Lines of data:
═══

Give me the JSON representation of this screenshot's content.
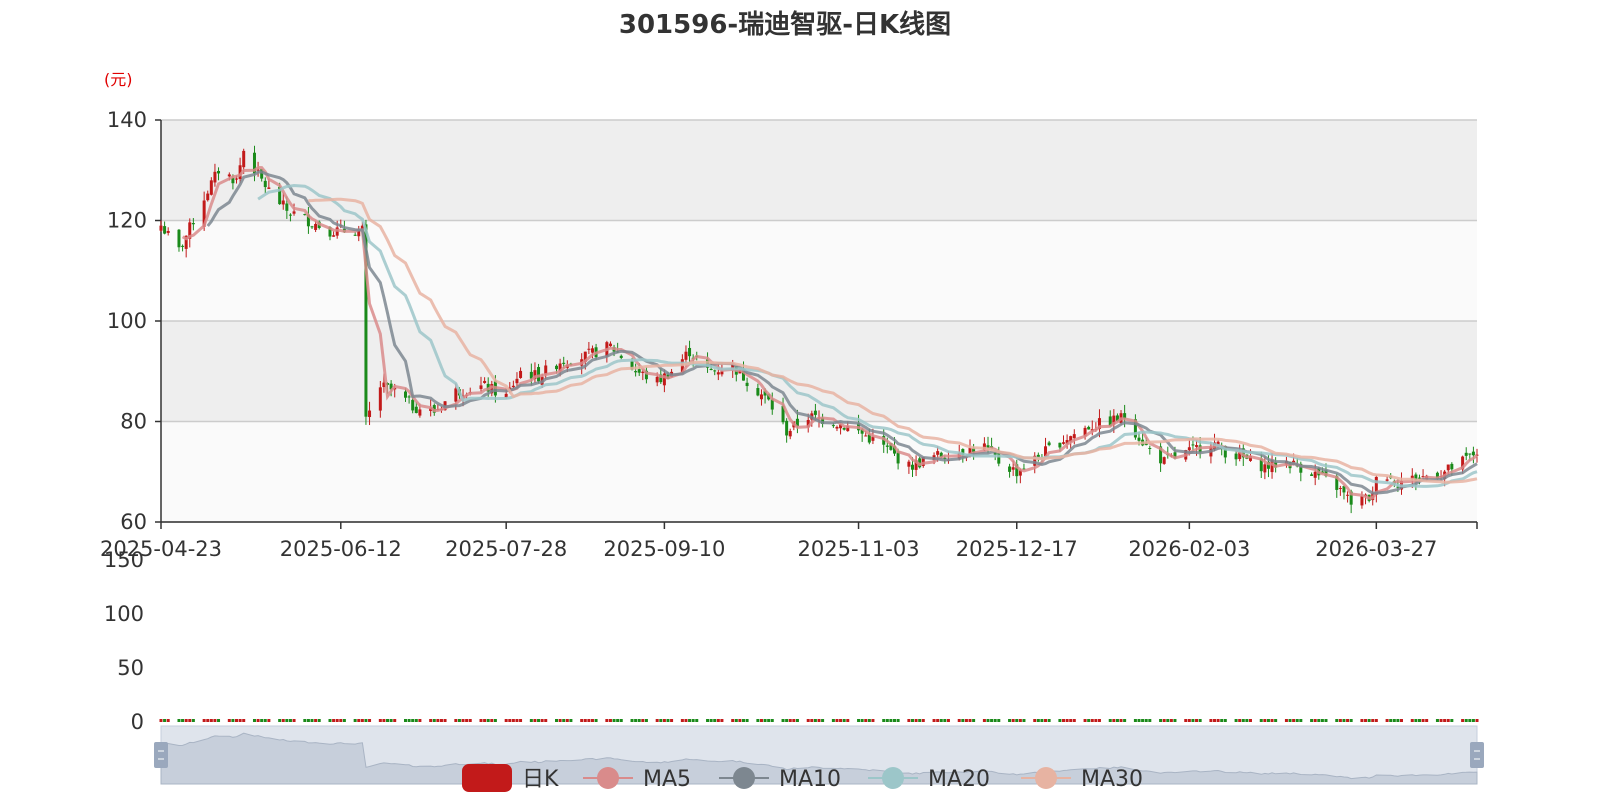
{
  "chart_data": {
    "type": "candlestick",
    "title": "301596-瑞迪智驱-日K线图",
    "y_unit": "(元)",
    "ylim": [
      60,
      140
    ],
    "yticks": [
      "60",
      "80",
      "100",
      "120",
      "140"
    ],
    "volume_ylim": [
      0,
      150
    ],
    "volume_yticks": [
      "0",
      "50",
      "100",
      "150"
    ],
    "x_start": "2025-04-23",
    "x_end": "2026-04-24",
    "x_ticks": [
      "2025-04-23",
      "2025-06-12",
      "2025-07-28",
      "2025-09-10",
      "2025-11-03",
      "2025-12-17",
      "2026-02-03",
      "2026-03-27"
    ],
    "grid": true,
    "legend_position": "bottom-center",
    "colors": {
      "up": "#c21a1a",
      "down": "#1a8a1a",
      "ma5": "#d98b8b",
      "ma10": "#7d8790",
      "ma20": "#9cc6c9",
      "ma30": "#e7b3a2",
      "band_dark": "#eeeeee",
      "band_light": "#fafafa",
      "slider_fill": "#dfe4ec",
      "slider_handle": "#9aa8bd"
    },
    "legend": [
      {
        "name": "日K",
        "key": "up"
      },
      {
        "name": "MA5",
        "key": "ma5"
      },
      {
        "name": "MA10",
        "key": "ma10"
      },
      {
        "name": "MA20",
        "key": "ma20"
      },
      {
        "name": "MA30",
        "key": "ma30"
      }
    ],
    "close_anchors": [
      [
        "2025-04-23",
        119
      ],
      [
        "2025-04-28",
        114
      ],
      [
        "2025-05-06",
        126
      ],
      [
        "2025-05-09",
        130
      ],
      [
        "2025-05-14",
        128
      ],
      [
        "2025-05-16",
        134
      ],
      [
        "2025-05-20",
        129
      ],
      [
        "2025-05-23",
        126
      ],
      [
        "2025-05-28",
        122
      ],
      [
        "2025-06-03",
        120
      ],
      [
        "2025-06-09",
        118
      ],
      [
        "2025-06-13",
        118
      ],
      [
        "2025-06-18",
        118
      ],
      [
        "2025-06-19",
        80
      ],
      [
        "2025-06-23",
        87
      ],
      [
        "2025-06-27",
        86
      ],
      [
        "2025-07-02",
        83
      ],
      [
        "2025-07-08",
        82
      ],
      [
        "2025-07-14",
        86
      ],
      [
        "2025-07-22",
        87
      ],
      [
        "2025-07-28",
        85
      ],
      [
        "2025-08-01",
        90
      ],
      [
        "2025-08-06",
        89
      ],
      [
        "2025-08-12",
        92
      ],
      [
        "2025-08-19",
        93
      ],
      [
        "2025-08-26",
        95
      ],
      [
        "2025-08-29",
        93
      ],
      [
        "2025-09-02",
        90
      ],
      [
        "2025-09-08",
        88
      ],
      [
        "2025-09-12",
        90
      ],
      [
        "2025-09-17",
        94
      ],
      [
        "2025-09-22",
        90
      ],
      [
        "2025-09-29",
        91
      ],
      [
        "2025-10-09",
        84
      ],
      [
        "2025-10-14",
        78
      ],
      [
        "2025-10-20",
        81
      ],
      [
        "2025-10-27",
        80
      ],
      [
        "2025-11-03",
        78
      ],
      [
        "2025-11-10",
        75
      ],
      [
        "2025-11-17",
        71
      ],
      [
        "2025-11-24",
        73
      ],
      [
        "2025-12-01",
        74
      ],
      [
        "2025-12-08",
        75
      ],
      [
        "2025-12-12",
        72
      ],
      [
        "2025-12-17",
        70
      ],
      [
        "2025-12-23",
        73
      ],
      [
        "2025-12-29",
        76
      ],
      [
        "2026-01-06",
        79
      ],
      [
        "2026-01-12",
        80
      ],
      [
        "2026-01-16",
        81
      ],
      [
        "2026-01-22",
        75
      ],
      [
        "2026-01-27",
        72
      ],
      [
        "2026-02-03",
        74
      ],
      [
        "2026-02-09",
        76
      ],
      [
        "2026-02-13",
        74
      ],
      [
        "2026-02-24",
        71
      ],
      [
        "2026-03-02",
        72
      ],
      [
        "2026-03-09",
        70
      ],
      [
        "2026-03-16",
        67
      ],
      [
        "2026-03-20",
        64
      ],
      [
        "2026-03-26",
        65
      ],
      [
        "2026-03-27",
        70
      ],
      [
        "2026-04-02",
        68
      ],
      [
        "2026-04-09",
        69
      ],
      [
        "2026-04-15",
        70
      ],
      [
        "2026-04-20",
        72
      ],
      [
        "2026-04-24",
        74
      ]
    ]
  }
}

═══

→ **SET TASK**
Transcribe every entry word for word, but skip the pictures.

→ **WRITTEN ANSWER**
Give me the JSON representation of this screenshot's content.
{
  "chart_data": {
    "type": "candlestick",
    "title": "301596-瑞迪智驱-日K线图",
    "y_unit": "(元)",
    "ylim": [
      60,
      140
    ],
    "yticks": [
      "60",
      "80",
      "100",
      "120",
      "140"
    ],
    "volume_ylim": [
      0,
      150
    ],
    "volume_yticks": [
      "0",
      "50",
      "100",
      "150"
    ],
    "x_start": "2025-04-23",
    "x_end": "2026-04-24",
    "x_ticks": [
      "2025-04-23",
      "2025-06-12",
      "2025-07-28",
      "2025-09-10",
      "2025-11-03",
      "2025-12-17",
      "2026-02-03",
      "2026-03-27"
    ],
    "grid": true,
    "legend_position": "bottom-center",
    "colors": {
      "up": "#c21a1a",
      "down": "#1a8a1a",
      "ma5": "#d98b8b",
      "ma10": "#7d8790",
      "ma20": "#9cc6c9",
      "ma30": "#e7b3a2",
      "band_dark": "#eeeeee",
      "band_light": "#fafafa",
      "slider_fill": "#dfe4ec",
      "slider_handle": "#9aa8bd"
    },
    "legend": [
      {
        "name": "日K",
        "key": "up"
      },
      {
        "name": "MA5",
        "key": "ma5"
      },
      {
        "name": "MA10",
        "key": "ma10"
      },
      {
        "name": "MA20",
        "key": "ma20"
      },
      {
        "name": "MA30",
        "key": "ma30"
      }
    ],
    "close_anchors": [
      [
        "2025-04-23",
        119
      ],
      [
        "2025-04-28",
        114
      ],
      [
        "2025-05-06",
        126
      ],
      [
        "2025-05-09",
        130
      ],
      [
        "2025-05-14",
        128
      ],
      [
        "2025-05-16",
        134
      ],
      [
        "2025-05-20",
        129
      ],
      [
        "2025-05-23",
        126
      ],
      [
        "2025-05-28",
        122
      ],
      [
        "2025-06-03",
        120
      ],
      [
        "2025-06-09",
        118
      ],
      [
        "2025-06-13",
        118
      ],
      [
        "2025-06-18",
        118
      ],
      [
        "2025-06-19",
        80
      ],
      [
        "2025-06-23",
        87
      ],
      [
        "2025-06-27",
        86
      ],
      [
        "2025-07-02",
        83
      ],
      [
        "2025-07-08",
        82
      ],
      [
        "2025-07-14",
        86
      ],
      [
        "2025-07-22",
        87
      ],
      [
        "2025-07-28",
        85
      ],
      [
        "2025-08-01",
        90
      ],
      [
        "2025-08-06",
        89
      ],
      [
        "2025-08-12",
        92
      ],
      [
        "2025-08-19",
        93
      ],
      [
        "2025-08-26",
        95
      ],
      [
        "2025-08-29",
        93
      ],
      [
        "2025-09-02",
        90
      ],
      [
        "2025-09-08",
        88
      ],
      [
        "2025-09-12",
        90
      ],
      [
        "2025-09-17",
        94
      ],
      [
        "2025-09-22",
        90
      ],
      [
        "2025-09-29",
        91
      ],
      [
        "2025-10-09",
        84
      ],
      [
        "2025-10-14",
        78
      ],
      [
        "2025-10-20",
        81
      ],
      [
        "2025-10-27",
        80
      ],
      [
        "2025-11-03",
        78
      ],
      [
        "2025-11-10",
        75
      ],
      [
        "2025-11-17",
        71
      ],
      [
        "2025-11-24",
        73
      ],
      [
        "2025-12-01",
        74
      ],
      [
        "2025-12-08",
        75
      ],
      [
        "2025-12-12",
        72
      ],
      [
        "2025-12-17",
        70
      ],
      [
        "2025-12-23",
        73
      ],
      [
        "2025-12-29",
        76
      ],
      [
        "2026-01-06",
        79
      ],
      [
        "2026-01-12",
        80
      ],
      [
        "2026-01-16",
        81
      ],
      [
        "2026-01-22",
        75
      ],
      [
        "2026-01-27",
        72
      ],
      [
        "2026-02-03",
        74
      ],
      [
        "2026-02-09",
        76
      ],
      [
        "2026-02-13",
        74
      ],
      [
        "2026-02-24",
        71
      ],
      [
        "2026-03-02",
        72
      ],
      [
        "2026-03-09",
        70
      ],
      [
        "2026-03-16",
        67
      ],
      [
        "2026-03-20",
        64
      ],
      [
        "2026-03-26",
        65
      ],
      [
        "2026-03-27",
        70
      ],
      [
        "2026-04-02",
        68
      ],
      [
        "2026-04-09",
        69
      ],
      [
        "2026-04-15",
        70
      ],
      [
        "2026-04-20",
        72
      ],
      [
        "2026-04-24",
        74
      ]
    ]
  }
}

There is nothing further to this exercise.